— start —

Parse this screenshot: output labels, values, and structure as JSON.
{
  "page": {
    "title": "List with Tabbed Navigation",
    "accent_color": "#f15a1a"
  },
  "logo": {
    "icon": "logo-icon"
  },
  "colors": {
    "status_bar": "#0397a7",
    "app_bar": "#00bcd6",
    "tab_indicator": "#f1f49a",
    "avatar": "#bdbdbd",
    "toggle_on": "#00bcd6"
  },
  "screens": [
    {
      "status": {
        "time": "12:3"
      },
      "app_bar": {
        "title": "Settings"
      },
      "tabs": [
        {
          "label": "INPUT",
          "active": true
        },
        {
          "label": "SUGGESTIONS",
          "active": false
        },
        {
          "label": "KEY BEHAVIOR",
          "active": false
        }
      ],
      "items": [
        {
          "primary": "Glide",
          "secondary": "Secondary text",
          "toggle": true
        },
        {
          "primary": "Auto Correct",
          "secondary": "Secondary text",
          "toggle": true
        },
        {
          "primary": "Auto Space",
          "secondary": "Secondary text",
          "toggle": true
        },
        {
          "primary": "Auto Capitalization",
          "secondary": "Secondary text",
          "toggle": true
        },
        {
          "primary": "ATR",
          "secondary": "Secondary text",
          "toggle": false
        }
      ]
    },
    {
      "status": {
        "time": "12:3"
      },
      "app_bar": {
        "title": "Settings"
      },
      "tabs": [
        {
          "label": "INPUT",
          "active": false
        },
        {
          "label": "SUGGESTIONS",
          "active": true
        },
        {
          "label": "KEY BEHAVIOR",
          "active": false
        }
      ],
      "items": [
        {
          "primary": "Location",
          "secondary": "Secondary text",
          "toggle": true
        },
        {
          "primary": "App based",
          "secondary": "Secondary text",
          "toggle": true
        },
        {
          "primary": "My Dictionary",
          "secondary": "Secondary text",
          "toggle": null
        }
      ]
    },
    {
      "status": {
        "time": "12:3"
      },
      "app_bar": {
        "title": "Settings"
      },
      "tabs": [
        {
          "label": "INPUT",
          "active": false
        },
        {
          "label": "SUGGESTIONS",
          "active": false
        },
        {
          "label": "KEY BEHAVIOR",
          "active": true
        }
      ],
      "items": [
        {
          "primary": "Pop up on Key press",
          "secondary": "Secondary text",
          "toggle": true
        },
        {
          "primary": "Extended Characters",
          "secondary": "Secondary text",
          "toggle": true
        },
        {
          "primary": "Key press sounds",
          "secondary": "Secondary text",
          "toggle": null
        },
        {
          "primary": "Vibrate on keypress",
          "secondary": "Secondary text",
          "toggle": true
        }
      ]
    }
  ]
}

— end —

§ **Work required**
Which lines above hold the word "Auto"? Copy each of them.

§ **Output of the task**
          "primary": "Auto Correct",
          "primary": "Auto Space",
          "primary": "Auto Capitalization",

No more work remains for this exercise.